■ Given data
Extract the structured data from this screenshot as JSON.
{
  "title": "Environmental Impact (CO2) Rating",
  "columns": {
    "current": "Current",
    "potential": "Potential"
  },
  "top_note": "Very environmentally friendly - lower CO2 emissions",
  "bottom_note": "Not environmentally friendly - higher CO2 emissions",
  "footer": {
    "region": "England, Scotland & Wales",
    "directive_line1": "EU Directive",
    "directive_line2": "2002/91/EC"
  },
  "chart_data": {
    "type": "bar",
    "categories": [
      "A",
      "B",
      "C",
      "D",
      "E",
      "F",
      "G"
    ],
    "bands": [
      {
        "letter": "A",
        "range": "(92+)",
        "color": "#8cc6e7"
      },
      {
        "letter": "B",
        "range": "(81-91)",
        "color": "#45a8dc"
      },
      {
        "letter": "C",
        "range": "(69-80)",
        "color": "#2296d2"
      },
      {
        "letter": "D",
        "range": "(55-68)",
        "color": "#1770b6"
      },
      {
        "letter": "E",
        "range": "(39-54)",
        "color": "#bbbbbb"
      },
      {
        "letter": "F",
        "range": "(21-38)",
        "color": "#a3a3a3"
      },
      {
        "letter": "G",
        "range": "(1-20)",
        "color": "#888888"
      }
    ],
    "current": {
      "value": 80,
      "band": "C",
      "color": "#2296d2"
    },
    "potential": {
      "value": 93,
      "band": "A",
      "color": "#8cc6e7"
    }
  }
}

■ Exercise aim
Reproduce the entire listing word for word.

■ Answer to the problem
Extract the structured data from this screenshot as JSON.
{
  "title": "Environmental Impact (CO2) Rating",
  "columns": {
    "current": "Current",
    "potential": "Potential"
  },
  "top_note": "Very environmentally friendly - lower CO2 emissions",
  "bottom_note": "Not environmentally friendly - higher CO2 emissions",
  "footer": {
    "region": "England, Scotland & Wales",
    "directive_line1": "EU Directive",
    "directive_line2": "2002/91/EC"
  },
  "chart_data": {
    "type": "bar",
    "categories": [
      "A",
      "B",
      "C",
      "D",
      "E",
      "F",
      "G"
    ],
    "bands": [
      {
        "letter": "A",
        "range": "(92+)",
        "color": "#8cc6e7"
      },
      {
        "letter": "B",
        "range": "(81-91)",
        "color": "#45a8dc"
      },
      {
        "letter": "C",
        "range": "(69-80)",
        "color": "#2296d2"
      },
      {
        "letter": "D",
        "range": "(55-68)",
        "color": "#1770b6"
      },
      {
        "letter": "E",
        "range": "(39-54)",
        "color": "#bbbbbb"
      },
      {
        "letter": "F",
        "range": "(21-38)",
        "color": "#a3a3a3"
      },
      {
        "letter": "G",
        "range": "(1-20)",
        "color": "#888888"
      }
    ],
    "current": {
      "value": 80,
      "band": "C",
      "color": "#2296d2"
    },
    "potential": {
      "value": 93,
      "band": "A",
      "color": "#8cc6e7"
    }
  }
}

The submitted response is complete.